BEGIN

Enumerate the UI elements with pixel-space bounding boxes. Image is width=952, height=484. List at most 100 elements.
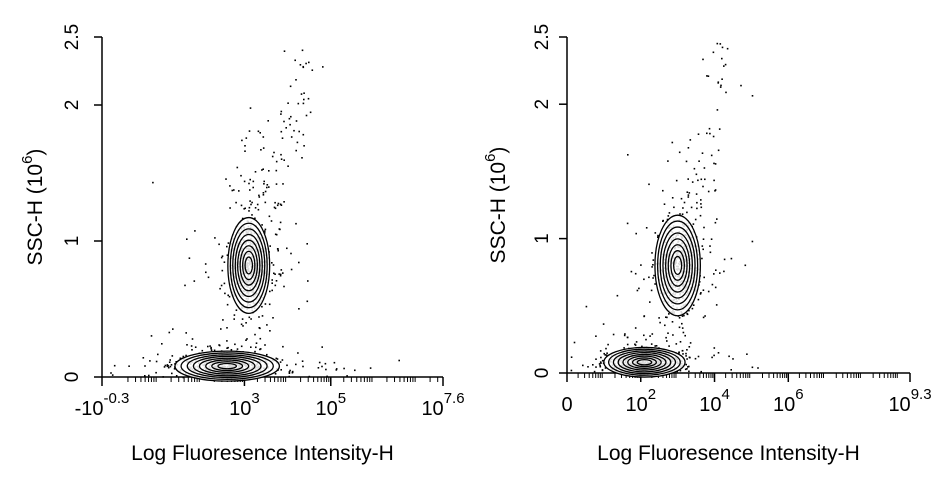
contour-ring xyxy=(627,355,662,369)
scatter-point xyxy=(714,286,717,289)
scatter-point xyxy=(240,204,243,207)
scatter-point xyxy=(244,150,246,152)
scatter-point xyxy=(271,282,273,284)
scatter-point xyxy=(688,365,690,368)
scatter-point xyxy=(279,274,282,277)
scatter-point xyxy=(257,130,260,133)
scatter-point xyxy=(592,364,594,366)
scatter-point xyxy=(309,111,312,114)
scatter-point xyxy=(279,221,282,224)
scatter-point xyxy=(268,303,271,306)
scatter-point xyxy=(175,375,178,377)
scatter-point xyxy=(626,343,629,346)
chart-panel-2: 0 1 2 2.5 0 102 104 106 109.3 Log Fluoresence Int… xyxy=(482,24,932,465)
scatter-point xyxy=(706,132,708,135)
scatter-point xyxy=(258,196,261,198)
scatter-point xyxy=(191,349,193,351)
scatter-point xyxy=(157,353,159,356)
scatter-point xyxy=(711,356,713,359)
contour-ring xyxy=(239,245,259,286)
scatter-point xyxy=(723,65,725,67)
scatter-point xyxy=(659,321,661,324)
scatter-point xyxy=(287,102,289,104)
scatter-point xyxy=(287,165,289,167)
scatter-point xyxy=(666,316,668,319)
scatter-point xyxy=(682,353,684,355)
scatter-point xyxy=(703,167,706,169)
scatter-point xyxy=(684,334,686,337)
contour-ring xyxy=(237,239,261,292)
contour-ring xyxy=(229,222,268,309)
scatter-point xyxy=(258,316,260,318)
scatter-points xyxy=(110,49,400,379)
scatter-point xyxy=(226,303,229,306)
scatter-point xyxy=(653,274,655,277)
scatter-point xyxy=(166,365,169,368)
scatter-point xyxy=(692,223,695,225)
scatter-point xyxy=(634,344,637,346)
scatter-point xyxy=(179,357,182,360)
scatter-point xyxy=(716,218,718,220)
contour-ring xyxy=(205,359,250,373)
scatter-point xyxy=(689,139,692,141)
scatter-point xyxy=(599,365,602,368)
y-tick-label: 0 xyxy=(532,368,553,379)
scatter-point xyxy=(636,289,639,292)
scatter-point xyxy=(707,75,710,77)
scatter-point xyxy=(654,232,657,234)
scatter-point xyxy=(593,370,596,373)
scatter-point xyxy=(162,376,164,378)
scatter-point xyxy=(600,356,602,359)
scatter-point xyxy=(684,368,687,371)
scatter-point xyxy=(288,375,290,378)
scatter-point xyxy=(274,373,277,375)
scatter-point xyxy=(269,245,271,247)
contour-ring xyxy=(227,216,271,315)
scatter-point xyxy=(681,349,684,352)
contour-ring xyxy=(232,228,266,303)
scatter-point xyxy=(712,135,715,138)
scatter-point xyxy=(695,193,698,195)
scatter-point xyxy=(261,305,263,308)
scatter-point xyxy=(700,370,702,373)
scatter-point xyxy=(229,207,231,209)
scatter-point xyxy=(275,160,278,163)
scatter-point xyxy=(274,284,277,287)
scatter-point xyxy=(288,117,291,120)
scatter-point xyxy=(272,264,275,266)
contour-ring xyxy=(631,357,658,368)
scatter-point xyxy=(398,359,400,362)
scatter-point xyxy=(710,154,713,157)
scatter-point xyxy=(168,331,171,334)
scatter-point xyxy=(649,301,651,303)
scatter-point xyxy=(369,367,372,369)
scatter-point xyxy=(570,369,573,372)
scatter-point xyxy=(274,273,276,275)
scatter-point xyxy=(172,328,174,330)
scatter-point xyxy=(651,266,653,268)
scatter-point xyxy=(643,315,646,317)
scatter-point xyxy=(707,190,710,193)
scatter-point xyxy=(194,230,196,232)
scatter-point xyxy=(595,358,597,360)
scatter-point xyxy=(241,217,244,220)
scatter-point xyxy=(277,248,279,250)
scatter-point xyxy=(662,189,664,192)
scatter-point xyxy=(194,346,197,348)
scatter-point xyxy=(273,206,276,209)
contour-ring xyxy=(211,361,244,372)
x-axis-label: Log Fluoresence Intensity-H xyxy=(597,442,860,465)
scatter-point xyxy=(230,349,233,351)
scatter-point xyxy=(170,364,173,366)
scatter-point xyxy=(240,323,243,326)
scatter-point xyxy=(254,350,256,353)
scatter-point xyxy=(266,353,268,356)
scatter-point xyxy=(717,352,720,354)
scatter-point xyxy=(229,185,231,187)
scatter-point xyxy=(271,289,273,292)
scatter-point xyxy=(643,278,645,281)
scatter-point xyxy=(723,270,725,273)
scatter-point xyxy=(678,352,680,354)
scatter-point xyxy=(703,226,705,229)
scatter-point xyxy=(717,149,720,152)
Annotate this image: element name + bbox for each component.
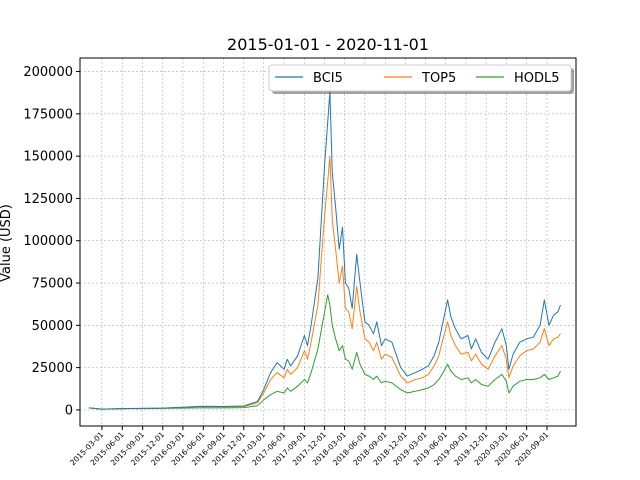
y-tick-label: 25000 — [32, 361, 73, 376]
series-line-hodl5 — [88, 294, 561, 410]
chart-title: 2015-01-01 - 2020-11-01 — [227, 35, 429, 54]
y-tick-label: 100000 — [23, 234, 73, 249]
y-tick-label: 75000 — [32, 277, 73, 292]
legend-label-top5: TOP5 — [421, 71, 456, 86]
y-axis-label: Value (USD) — [0, 204, 14, 282]
series-line-top5 — [88, 155, 561, 410]
legend-label-hodl5: HODL5 — [514, 71, 560, 86]
y-axis: 0 25000 50000 75000 100000 125000 150000 175000… — [23, 65, 80, 418]
axes-frame — [79, 57, 577, 427]
y-tick-label: 175000 — [23, 107, 73, 122]
plot-area — [88, 91, 561, 410]
y-tick-label: 0 — [65, 403, 73, 418]
legend-box — [268, 64, 572, 92]
grid — [80, 58, 576, 426]
series-line-bci5 — [88, 91, 561, 410]
y-tick-label: 125000 — [23, 192, 73, 207]
legend: BCI5 TOP5 HODL5 — [268, 64, 574, 94]
y-tick-label: 200000 — [23, 65, 73, 80]
legend-label-bci5: BCI5 — [313, 71, 343, 86]
y-tick-label: 150000 — [23, 150, 73, 165]
y-tick-label: 50000 — [32, 319, 73, 334]
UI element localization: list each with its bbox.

END

**Description of the task:** Copy out every line of the records above word for word, leaving out the pictures.

**Written response:**
Enumerate the UI elements with pixel-space bounding boxes. Image is width=952, height=484. List at most 100 elements.
contour-ring xyxy=(627,355,662,369)
scatter-point xyxy=(714,286,717,289)
scatter-point xyxy=(240,204,243,207)
scatter-point xyxy=(244,150,246,152)
scatter-point xyxy=(271,282,273,284)
scatter-point xyxy=(688,365,690,368)
scatter-point xyxy=(279,274,282,277)
scatter-point xyxy=(257,130,260,133)
scatter-point xyxy=(592,364,594,366)
scatter-point xyxy=(309,111,312,114)
scatter-point xyxy=(279,221,282,224)
scatter-point xyxy=(268,303,271,306)
scatter-point xyxy=(175,375,178,377)
scatter-point xyxy=(626,343,629,346)
chart-panel-2: 0 1 2 2.5 0 102 104 106 109.3 Log Fluoresence Int… xyxy=(482,24,932,465)
scatter-point xyxy=(706,132,708,135)
scatter-point xyxy=(258,196,261,198)
scatter-point xyxy=(191,349,193,351)
scatter-point xyxy=(157,353,159,356)
scatter-point xyxy=(711,356,713,359)
contour-ring xyxy=(239,245,259,286)
scatter-point xyxy=(723,65,725,67)
scatter-point xyxy=(659,321,661,324)
scatter-point xyxy=(287,102,289,104)
scatter-point xyxy=(287,165,289,167)
scatter-point xyxy=(666,316,668,319)
scatter-point xyxy=(682,353,684,355)
scatter-point xyxy=(703,167,706,169)
scatter-point xyxy=(684,334,686,337)
contour-ring xyxy=(237,239,261,292)
contour-ring xyxy=(229,222,268,309)
scatter-point xyxy=(258,316,260,318)
scatter-points xyxy=(110,49,400,379)
scatter-point xyxy=(226,303,229,306)
scatter-point xyxy=(653,274,655,277)
scatter-point xyxy=(166,365,169,368)
scatter-point xyxy=(692,223,695,225)
scatter-point xyxy=(634,344,637,346)
scatter-point xyxy=(179,357,182,360)
scatter-point xyxy=(716,218,718,220)
contour-ring xyxy=(205,359,250,373)
scatter-point xyxy=(689,139,692,141)
scatter-point xyxy=(599,365,602,368)
y-tick-label: 0 xyxy=(532,368,553,379)
scatter-point xyxy=(636,289,639,292)
scatter-point xyxy=(707,75,710,77)
scatter-point xyxy=(654,232,657,234)
scatter-point xyxy=(593,370,596,373)
scatter-point xyxy=(162,376,164,378)
scatter-point xyxy=(600,356,602,359)
scatter-point xyxy=(684,368,687,371)
scatter-point xyxy=(288,375,290,378)
scatter-point xyxy=(274,373,277,375)
scatter-point xyxy=(269,245,271,247)
contour-ring xyxy=(227,216,271,315)
scatter-point xyxy=(681,349,684,352)
contour-ring xyxy=(232,228,266,303)
scatter-point xyxy=(712,135,715,138)
scatter-point xyxy=(695,193,698,195)
scatter-point xyxy=(261,305,263,308)
scatter-point xyxy=(700,370,702,373)
scatter-point xyxy=(229,207,231,209)
scatter-point xyxy=(275,160,278,163)
scatter-point xyxy=(274,284,277,287)
scatter-point xyxy=(288,117,291,120)
scatter-point xyxy=(272,264,275,266)
contour-ring xyxy=(631,357,658,368)
scatter-point xyxy=(398,359,400,362)
scatter-point xyxy=(710,154,713,157)
scatter-point xyxy=(168,331,171,334)
scatter-point xyxy=(649,301,651,303)
scatter-point xyxy=(369,367,372,369)
scatter-point xyxy=(570,369,573,372)
scatter-point xyxy=(274,273,276,275)
scatter-point xyxy=(172,328,174,330)
scatter-point xyxy=(651,266,653,268)
scatter-point xyxy=(643,315,646,317)
scatter-point xyxy=(707,190,710,193)
scatter-point xyxy=(194,230,196,232)
scatter-point xyxy=(595,358,597,360)
scatter-point xyxy=(241,217,244,220)
scatter-point xyxy=(277,248,279,250)
scatter-point xyxy=(662,189,664,192)
scatter-point xyxy=(194,346,197,348)
scatter-point xyxy=(273,206,276,209)
contour-ring xyxy=(211,361,244,372)
x-axis-label: Log Fluoresence Intensity-H xyxy=(597,442,860,465)
scatter-point xyxy=(230,349,233,351)
scatter-point xyxy=(170,364,173,366)
scatter-point xyxy=(240,323,243,326)
scatter-point xyxy=(254,350,256,353)
scatter-point xyxy=(266,353,268,356)
scatter-point xyxy=(717,352,720,354)
scatter-point xyxy=(229,185,231,187)
scatter-point xyxy=(271,289,273,292)
scatter-point xyxy=(643,278,645,281)
scatter-point xyxy=(723,270,725,273)
scatter-point xyxy=(678,352,680,354)
scatter-point xyxy=(703,226,705,229)
scatter-point xyxy=(717,149,720,152)
Annotate this image: element name + bbox for each component.
y-tick-label: 25000 — [32, 361, 73, 376]
series-line-hodl5 — [88, 294, 561, 410]
chart-title: 2015-01-01 - 2020-11-01 — [227, 35, 429, 54]
y-tick-label: 100000 — [23, 234, 73, 249]
y-tick-label: 75000 — [32, 277, 73, 292]
legend-label-top5: TOP5 — [421, 71, 456, 86]
y-axis-label: Value (USD) — [0, 204, 14, 282]
series-line-top5 — [88, 155, 561, 410]
legend-label-hodl5: HODL5 — [514, 71, 560, 86]
y-axis: 0 25000 50000 75000 100000 125000 150000 175000… — [23, 65, 80, 418]
axes-frame — [79, 57, 577, 427]
y-tick-label: 175000 — [23, 107, 73, 122]
plot-area — [88, 91, 561, 410]
y-tick-label: 0 — [65, 403, 73, 418]
legend-box — [268, 64, 572, 92]
grid — [80, 58, 576, 426]
series-line-bci5 — [88, 91, 561, 410]
y-tick-label: 125000 — [23, 192, 73, 207]
legend: BCI5 TOP5 HODL5 — [268, 64, 574, 94]
y-tick-label: 200000 — [23, 65, 73, 80]
legend-label-bci5: BCI5 — [313, 71, 343, 86]
y-tick-label: 150000 — [23, 150, 73, 165]
y-tick-label: 50000 — [32, 319, 73, 334]
UI element localization: list each with its bbox.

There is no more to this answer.